(Rows from a dataset)
***
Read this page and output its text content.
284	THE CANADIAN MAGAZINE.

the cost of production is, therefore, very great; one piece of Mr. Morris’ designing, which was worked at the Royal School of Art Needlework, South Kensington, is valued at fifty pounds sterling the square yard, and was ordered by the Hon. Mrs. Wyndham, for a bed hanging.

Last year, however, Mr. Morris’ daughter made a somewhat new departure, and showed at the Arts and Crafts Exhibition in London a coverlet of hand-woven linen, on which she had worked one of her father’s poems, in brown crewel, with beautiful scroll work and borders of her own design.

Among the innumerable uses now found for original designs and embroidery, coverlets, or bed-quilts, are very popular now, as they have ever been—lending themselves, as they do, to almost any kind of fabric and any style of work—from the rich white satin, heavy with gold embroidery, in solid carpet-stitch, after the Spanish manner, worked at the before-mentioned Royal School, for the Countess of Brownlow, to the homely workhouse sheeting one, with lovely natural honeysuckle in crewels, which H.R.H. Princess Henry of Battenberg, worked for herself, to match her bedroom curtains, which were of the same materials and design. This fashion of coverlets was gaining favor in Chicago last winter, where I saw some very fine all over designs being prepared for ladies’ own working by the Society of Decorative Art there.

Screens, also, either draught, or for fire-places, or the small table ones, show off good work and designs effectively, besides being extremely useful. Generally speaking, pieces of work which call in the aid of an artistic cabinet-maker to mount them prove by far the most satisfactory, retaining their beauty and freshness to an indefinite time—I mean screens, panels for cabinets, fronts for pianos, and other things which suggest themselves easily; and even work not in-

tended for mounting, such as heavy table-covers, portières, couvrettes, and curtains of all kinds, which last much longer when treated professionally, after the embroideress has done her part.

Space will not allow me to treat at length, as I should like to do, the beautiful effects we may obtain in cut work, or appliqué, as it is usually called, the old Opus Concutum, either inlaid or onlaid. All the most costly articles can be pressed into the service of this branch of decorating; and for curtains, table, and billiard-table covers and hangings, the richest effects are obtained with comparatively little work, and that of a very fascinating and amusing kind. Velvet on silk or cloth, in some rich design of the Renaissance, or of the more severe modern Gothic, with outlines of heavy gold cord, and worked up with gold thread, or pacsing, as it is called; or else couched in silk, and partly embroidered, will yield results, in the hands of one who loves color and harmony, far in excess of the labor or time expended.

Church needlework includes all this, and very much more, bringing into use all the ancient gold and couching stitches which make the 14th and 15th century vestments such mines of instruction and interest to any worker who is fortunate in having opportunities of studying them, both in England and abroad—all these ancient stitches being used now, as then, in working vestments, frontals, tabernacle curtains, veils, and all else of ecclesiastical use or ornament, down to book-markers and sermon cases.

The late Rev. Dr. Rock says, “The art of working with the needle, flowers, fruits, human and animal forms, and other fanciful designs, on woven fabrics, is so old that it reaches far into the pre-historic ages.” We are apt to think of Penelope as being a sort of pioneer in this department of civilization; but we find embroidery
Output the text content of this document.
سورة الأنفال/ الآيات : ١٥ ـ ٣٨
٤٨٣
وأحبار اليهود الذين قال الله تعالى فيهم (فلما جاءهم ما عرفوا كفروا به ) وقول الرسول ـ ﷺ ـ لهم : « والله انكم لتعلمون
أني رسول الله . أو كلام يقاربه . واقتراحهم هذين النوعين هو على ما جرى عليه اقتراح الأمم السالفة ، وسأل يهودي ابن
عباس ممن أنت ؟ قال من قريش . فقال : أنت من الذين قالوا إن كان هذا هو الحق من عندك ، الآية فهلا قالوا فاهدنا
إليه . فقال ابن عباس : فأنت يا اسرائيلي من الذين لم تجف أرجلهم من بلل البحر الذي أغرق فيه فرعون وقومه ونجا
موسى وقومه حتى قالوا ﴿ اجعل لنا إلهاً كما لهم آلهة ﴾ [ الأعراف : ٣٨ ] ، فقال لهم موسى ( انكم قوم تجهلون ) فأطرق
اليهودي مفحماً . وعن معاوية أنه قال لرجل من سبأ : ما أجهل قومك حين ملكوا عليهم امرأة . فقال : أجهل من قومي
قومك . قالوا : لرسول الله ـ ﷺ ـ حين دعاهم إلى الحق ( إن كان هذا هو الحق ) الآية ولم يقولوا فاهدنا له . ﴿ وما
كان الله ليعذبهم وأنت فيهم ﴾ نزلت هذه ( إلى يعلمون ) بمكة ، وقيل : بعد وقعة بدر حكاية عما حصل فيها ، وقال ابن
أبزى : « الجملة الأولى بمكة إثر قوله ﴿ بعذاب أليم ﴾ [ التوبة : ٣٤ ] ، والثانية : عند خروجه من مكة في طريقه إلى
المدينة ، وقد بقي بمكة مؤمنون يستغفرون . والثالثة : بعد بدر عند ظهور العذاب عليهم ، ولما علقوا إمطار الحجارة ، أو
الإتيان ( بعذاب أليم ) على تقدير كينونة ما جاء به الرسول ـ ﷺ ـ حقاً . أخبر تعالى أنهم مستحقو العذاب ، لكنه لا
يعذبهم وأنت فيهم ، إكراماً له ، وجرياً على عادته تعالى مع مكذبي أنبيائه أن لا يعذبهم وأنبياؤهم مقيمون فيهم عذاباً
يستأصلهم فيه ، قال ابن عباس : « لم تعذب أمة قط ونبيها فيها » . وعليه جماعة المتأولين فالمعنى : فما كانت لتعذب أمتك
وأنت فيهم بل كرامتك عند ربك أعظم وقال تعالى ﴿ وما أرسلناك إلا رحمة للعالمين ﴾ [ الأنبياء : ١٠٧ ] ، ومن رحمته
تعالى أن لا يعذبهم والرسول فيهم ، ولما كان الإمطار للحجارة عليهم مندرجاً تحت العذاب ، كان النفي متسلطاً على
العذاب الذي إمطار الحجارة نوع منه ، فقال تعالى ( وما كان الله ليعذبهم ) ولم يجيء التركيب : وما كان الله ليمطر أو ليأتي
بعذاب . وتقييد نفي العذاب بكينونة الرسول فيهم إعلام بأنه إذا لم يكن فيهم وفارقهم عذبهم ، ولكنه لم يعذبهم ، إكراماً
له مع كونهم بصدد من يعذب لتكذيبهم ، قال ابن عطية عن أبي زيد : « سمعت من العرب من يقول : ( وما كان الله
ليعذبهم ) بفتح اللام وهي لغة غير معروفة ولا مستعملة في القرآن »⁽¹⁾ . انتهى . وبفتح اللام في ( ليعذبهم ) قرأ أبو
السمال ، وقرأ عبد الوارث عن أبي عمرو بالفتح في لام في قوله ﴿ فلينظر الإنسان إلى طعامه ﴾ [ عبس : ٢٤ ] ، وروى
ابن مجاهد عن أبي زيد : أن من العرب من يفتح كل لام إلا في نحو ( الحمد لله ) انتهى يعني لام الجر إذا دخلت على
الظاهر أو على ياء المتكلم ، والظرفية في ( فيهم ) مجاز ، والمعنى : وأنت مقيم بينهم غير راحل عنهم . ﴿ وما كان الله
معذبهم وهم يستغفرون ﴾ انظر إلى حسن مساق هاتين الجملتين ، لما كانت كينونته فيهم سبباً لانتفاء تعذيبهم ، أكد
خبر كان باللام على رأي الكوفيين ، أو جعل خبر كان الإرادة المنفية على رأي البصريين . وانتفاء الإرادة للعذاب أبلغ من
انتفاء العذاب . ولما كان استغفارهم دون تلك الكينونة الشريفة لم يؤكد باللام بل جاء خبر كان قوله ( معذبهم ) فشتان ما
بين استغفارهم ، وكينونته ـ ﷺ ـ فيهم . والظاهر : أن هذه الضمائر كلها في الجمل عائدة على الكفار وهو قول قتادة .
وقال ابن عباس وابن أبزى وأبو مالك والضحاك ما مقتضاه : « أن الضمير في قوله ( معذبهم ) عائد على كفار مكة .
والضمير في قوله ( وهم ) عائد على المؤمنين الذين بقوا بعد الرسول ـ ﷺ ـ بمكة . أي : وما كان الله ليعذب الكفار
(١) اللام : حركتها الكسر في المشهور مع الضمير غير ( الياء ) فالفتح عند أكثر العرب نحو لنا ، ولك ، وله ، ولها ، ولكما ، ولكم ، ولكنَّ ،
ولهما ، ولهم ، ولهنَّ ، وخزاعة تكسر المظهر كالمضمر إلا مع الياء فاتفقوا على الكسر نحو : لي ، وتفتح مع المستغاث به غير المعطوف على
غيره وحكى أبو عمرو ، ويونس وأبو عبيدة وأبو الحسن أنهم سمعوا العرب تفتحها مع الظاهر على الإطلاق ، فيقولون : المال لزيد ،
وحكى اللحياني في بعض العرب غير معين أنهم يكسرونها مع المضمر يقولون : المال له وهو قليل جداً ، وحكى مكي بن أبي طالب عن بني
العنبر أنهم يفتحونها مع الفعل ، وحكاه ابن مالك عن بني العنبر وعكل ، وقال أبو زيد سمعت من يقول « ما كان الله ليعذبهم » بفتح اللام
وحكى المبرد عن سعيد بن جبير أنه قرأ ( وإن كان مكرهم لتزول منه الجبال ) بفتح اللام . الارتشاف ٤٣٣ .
***
## TASK TO CARRY OUT
From the entries, copy out each line containing the word "وقومه".

## EXPECTED ANSWER
إليه . فقال ابن عباس : فأنت يا اسرائيلي من الذين لم تجف أرجلهم من بلل البحر الذي أغرق فيه فرعون وقومه ونجا
موسى وقومه حتى قالوا ﴿ اجعل لنا إلهاً كما لهم آلهة ﴾ [ الأعراف : ٣٨ ] ، فقال لهم موسى ( انكم قوم تجهلون ) فأطرق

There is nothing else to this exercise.